[Data excerpts]

....

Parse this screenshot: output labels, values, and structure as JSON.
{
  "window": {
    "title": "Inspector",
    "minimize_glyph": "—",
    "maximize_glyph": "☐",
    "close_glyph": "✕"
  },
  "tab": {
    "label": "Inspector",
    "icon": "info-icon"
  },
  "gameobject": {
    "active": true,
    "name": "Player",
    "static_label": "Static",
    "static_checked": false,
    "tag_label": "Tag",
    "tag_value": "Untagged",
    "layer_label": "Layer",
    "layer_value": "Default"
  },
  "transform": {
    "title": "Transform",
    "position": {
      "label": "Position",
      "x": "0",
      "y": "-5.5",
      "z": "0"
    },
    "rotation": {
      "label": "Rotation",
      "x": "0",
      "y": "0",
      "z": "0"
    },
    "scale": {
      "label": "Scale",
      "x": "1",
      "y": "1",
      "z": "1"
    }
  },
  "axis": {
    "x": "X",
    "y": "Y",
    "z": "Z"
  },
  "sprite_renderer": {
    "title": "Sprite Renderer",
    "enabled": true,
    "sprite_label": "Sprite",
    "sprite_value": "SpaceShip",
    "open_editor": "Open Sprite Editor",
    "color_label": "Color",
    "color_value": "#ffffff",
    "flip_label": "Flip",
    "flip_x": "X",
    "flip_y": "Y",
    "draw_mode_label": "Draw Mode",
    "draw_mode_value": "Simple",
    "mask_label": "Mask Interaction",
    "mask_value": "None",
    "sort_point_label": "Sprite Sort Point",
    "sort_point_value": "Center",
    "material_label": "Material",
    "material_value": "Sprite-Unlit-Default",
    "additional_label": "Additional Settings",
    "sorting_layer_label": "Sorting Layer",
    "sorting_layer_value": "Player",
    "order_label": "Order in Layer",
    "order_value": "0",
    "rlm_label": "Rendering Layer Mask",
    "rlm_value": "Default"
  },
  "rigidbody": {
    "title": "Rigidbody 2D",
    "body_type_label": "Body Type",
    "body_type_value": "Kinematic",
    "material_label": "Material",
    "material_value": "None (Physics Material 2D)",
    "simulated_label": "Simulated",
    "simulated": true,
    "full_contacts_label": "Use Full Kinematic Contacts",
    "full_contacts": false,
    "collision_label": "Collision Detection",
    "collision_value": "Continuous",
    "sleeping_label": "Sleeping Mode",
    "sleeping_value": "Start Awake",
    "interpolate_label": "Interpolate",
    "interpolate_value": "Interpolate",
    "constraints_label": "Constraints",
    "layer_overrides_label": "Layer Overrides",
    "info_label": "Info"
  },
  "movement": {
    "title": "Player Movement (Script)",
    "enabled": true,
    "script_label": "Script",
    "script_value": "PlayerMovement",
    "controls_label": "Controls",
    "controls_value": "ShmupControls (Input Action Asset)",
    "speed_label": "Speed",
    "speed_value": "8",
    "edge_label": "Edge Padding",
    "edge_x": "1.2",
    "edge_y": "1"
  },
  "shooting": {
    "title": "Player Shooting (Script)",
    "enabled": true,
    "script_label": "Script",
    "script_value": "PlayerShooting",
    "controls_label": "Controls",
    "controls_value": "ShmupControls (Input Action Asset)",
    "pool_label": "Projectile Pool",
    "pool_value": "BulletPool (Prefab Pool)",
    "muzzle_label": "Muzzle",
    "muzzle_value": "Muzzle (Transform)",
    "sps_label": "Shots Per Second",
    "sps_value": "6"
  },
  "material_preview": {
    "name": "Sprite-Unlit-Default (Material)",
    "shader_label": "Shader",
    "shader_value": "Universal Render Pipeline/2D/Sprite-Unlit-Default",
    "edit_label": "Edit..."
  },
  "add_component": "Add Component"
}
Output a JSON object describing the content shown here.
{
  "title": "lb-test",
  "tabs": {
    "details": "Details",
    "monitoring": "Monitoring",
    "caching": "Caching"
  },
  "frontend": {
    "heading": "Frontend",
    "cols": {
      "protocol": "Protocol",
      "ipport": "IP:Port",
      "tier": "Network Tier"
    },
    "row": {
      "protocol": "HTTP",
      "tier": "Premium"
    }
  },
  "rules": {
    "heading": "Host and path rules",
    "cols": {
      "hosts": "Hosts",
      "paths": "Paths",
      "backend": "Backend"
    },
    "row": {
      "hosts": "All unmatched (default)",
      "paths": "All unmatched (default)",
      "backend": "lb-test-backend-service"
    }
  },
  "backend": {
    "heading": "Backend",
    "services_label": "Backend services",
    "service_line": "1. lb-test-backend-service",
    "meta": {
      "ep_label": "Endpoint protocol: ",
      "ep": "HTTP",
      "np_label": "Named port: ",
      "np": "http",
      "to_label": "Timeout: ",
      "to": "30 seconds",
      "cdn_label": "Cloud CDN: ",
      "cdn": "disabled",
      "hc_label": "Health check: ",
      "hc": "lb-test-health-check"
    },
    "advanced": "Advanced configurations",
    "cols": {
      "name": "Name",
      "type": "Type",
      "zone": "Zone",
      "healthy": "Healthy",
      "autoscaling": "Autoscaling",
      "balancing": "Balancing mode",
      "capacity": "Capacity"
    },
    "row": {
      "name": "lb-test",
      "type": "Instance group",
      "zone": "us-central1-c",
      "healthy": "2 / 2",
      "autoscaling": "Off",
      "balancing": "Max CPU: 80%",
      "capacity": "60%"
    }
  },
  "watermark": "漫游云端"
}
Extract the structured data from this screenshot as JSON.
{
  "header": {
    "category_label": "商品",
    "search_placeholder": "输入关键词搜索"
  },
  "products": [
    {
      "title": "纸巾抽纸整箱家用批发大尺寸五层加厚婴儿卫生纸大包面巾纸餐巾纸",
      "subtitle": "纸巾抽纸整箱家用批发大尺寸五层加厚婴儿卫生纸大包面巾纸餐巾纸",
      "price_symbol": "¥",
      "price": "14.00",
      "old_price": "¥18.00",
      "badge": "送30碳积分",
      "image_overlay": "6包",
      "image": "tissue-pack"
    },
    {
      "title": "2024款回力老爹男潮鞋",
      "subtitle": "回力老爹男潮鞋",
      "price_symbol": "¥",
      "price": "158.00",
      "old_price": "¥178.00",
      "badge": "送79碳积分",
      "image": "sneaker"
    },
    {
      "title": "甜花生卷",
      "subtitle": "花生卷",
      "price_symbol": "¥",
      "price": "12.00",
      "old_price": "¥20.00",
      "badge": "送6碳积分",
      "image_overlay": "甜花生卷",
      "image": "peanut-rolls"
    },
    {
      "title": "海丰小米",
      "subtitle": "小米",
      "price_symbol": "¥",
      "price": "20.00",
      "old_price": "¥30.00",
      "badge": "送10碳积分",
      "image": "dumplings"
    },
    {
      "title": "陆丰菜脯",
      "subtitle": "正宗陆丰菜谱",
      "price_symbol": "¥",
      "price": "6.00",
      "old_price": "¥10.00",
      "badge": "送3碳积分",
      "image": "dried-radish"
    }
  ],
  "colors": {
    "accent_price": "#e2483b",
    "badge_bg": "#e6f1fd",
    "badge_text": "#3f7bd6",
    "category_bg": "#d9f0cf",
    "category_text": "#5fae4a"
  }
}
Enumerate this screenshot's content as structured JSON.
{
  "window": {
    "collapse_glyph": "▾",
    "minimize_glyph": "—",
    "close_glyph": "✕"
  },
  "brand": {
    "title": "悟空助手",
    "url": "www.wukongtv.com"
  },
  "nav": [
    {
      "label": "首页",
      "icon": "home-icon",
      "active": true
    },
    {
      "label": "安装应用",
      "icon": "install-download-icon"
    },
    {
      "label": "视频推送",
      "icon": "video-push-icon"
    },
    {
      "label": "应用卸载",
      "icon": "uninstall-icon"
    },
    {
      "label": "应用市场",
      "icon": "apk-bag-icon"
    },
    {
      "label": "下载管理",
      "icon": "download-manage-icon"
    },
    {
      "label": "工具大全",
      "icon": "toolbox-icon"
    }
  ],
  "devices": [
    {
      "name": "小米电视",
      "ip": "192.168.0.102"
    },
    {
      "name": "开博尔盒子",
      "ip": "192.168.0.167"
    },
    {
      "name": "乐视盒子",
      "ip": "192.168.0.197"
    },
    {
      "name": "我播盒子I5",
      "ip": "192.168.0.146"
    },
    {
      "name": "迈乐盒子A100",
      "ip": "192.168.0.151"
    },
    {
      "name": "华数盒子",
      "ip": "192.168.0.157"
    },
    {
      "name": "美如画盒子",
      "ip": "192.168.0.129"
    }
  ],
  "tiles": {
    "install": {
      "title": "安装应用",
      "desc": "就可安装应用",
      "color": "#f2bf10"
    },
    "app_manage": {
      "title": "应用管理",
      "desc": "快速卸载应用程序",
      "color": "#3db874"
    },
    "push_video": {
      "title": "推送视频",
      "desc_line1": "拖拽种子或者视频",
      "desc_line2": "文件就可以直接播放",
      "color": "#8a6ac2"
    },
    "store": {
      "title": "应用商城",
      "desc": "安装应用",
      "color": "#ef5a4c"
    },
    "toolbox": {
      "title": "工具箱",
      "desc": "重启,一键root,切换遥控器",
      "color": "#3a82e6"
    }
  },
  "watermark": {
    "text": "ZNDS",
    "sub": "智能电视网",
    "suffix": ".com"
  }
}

....

Given request:
Go through the listing above and pull out each line containing the word "Muzzle".

Exercise answer:
    "muzzle_label": "Muzzle",
    "muzzle_value": "Muzzle (Transform)",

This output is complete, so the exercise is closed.